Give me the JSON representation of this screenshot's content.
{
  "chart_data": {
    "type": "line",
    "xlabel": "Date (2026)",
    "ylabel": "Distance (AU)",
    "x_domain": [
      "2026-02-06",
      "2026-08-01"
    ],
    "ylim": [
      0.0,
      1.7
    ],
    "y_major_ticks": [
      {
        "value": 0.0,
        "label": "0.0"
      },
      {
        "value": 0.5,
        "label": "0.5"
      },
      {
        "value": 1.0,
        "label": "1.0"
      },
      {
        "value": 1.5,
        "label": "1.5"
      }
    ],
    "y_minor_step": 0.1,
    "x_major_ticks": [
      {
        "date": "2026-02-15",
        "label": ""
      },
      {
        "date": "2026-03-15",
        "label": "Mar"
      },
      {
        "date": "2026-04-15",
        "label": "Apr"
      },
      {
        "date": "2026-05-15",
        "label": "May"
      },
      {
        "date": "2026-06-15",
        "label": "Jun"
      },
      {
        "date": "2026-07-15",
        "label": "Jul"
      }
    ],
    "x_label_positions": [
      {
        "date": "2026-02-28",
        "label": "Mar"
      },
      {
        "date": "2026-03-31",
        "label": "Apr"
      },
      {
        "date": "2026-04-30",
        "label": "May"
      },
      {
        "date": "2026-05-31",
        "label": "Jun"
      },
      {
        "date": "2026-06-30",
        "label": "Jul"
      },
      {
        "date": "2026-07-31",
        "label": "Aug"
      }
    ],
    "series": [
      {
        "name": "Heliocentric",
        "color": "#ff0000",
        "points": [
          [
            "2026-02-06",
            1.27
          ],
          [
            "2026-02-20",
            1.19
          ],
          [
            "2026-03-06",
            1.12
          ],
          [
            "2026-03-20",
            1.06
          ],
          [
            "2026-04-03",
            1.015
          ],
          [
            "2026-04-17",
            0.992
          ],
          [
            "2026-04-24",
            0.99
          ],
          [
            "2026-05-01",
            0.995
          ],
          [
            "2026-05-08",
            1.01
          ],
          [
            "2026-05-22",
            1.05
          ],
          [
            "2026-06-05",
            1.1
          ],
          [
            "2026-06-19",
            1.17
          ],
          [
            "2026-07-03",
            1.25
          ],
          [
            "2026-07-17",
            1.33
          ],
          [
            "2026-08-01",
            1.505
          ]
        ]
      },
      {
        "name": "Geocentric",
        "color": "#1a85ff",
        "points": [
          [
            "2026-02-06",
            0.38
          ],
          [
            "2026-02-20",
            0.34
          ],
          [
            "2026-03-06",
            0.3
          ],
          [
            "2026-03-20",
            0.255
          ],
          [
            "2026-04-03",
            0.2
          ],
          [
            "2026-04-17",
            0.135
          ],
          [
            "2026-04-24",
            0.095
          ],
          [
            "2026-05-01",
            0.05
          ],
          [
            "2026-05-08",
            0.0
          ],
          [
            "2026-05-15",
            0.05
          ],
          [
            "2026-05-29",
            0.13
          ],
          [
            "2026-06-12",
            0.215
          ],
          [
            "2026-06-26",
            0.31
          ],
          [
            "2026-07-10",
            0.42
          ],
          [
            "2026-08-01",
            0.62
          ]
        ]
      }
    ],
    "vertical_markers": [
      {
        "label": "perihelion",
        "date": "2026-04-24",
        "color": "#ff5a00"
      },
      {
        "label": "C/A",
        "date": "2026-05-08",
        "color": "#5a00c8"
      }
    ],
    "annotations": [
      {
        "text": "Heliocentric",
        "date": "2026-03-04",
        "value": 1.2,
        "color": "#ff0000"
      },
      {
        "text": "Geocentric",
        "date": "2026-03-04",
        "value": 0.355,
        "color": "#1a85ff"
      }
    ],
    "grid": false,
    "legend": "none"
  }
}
---------------
Write out the entries above once more, without altering anything.

» **Task result**:
Give me the JSON representation of this screenshot's content.
{
  "chart_data": {
    "type": "line",
    "xlabel": "Date (2026)",
    "ylabel": "Distance (AU)",
    "x_domain": [
      "2026-02-06",
      "2026-08-01"
    ],
    "ylim": [
      0.0,
      1.7
    ],
    "y_major_ticks": [
      {
        "value": 0.0,
        "label": "0.0"
      },
      {
        "value": 0.5,
        "label": "0.5"
      },
      {
        "value": 1.0,
        "label": "1.0"
      },
      {
        "value": 1.5,
        "label": "1.5"
      }
    ],
    "y_minor_step": 0.1,
    "x_major_ticks": [
      {
        "date": "2026-02-15",
        "label": ""
      },
      {
        "date": "2026-03-15",
        "label": "Mar"
      },
      {
        "date": "2026-04-15",
        "label": "Apr"
      },
      {
        "date": "2026-05-15",
        "label": "May"
      },
      {
        "date": "2026-06-15",
        "label": "Jun"
      },
      {
        "date": "2026-07-15",
        "label": "Jul"
      }
    ],
    "x_label_positions": [
      {
        "date": "2026-02-28",
        "label": "Mar"
      },
      {
        "date": "2026-03-31",
        "label": "Apr"
      },
      {
        "date": "2026-04-30",
        "label": "May"
      },
      {
        "date": "2026-05-31",
        "label": "Jun"
      },
      {
        "date": "2026-06-30",
        "label": "Jul"
      },
      {
        "date": "2026-07-31",
        "label": "Aug"
      }
    ],
    "series": [
      {
        "name": "Heliocentric",
        "color": "#ff0000",
        "points": [
          [
            "2026-02-06",
            1.27
          ],
          [
            "2026-02-20",
            1.19
          ],
          [
            "2026-03-06",
            1.12
          ],
          [
            "2026-03-20",
            1.06
          ],
          [
            "2026-04-03",
            1.015
          ],
          [
            "2026-04-17",
            0.992
          ],
          [
            "2026-04-24",
            0.99
          ],
          [
            "2026-05-01",
            0.995
          ],
          [
            "2026-05-08",
            1.01
          ],
          [
            "2026-05-22",
            1.05
          ],
          [
            "2026-06-05",
            1.1
          ],
          [
            "2026-06-19",
            1.17
          ],
          [
            "2026-07-03",
            1.25
          ],
          [
            "2026-07-17",
            1.33
          ],
          [
            "2026-08-01",
            1.505
          ]
        ]
      },
      {
        "name": "Geocentric",
        "color": "#1a85ff",
        "points": [
          [
            "2026-02-06",
            0.38
          ],
          [
            "2026-02-20",
            0.34
          ],
          [
            "2026-03-06",
            0.3
          ],
          [
            "2026-03-20",
            0.255
          ],
          [
            "2026-04-03",
            0.2
          ],
          [
            "2026-04-17",
            0.135
          ],
          [
            "2026-04-24",
            0.095
          ],
          [
            "2026-05-01",
            0.05
          ],
          [
            "2026-05-08",
            0.0
          ],
          [
            "2026-05-15",
            0.05
          ],
          [
            "2026-05-29",
            0.13
          ],
          [
            "2026-06-12",
            0.215
          ],
          [
            "2026-06-26",
            0.31
          ],
          [
            "2026-07-10",
            0.42
          ],
          [
            "2026-08-01",
            0.62
          ]
        ]
      }
    ],
    "vertical_markers": [
      {
        "label": "perihelion",
        "date": "2026-04-24",
        "color": "#ff5a00"
      },
      {
        "label": "C/A",
        "date": "2026-05-08",
        "color": "#5a00c8"
      }
    ],
    "annotations": [
      {
        "text": "Heliocentric",
        "date": "2026-03-04",
        "value": 1.2,
        "color": "#ff0000"
      },
      {
        "text": "Geocentric",
        "date": "2026-03-04",
        "value": 0.355,
        "color": "#1a85ff"
      }
    ],
    "grid": false,
    "legend": "none"
  }
}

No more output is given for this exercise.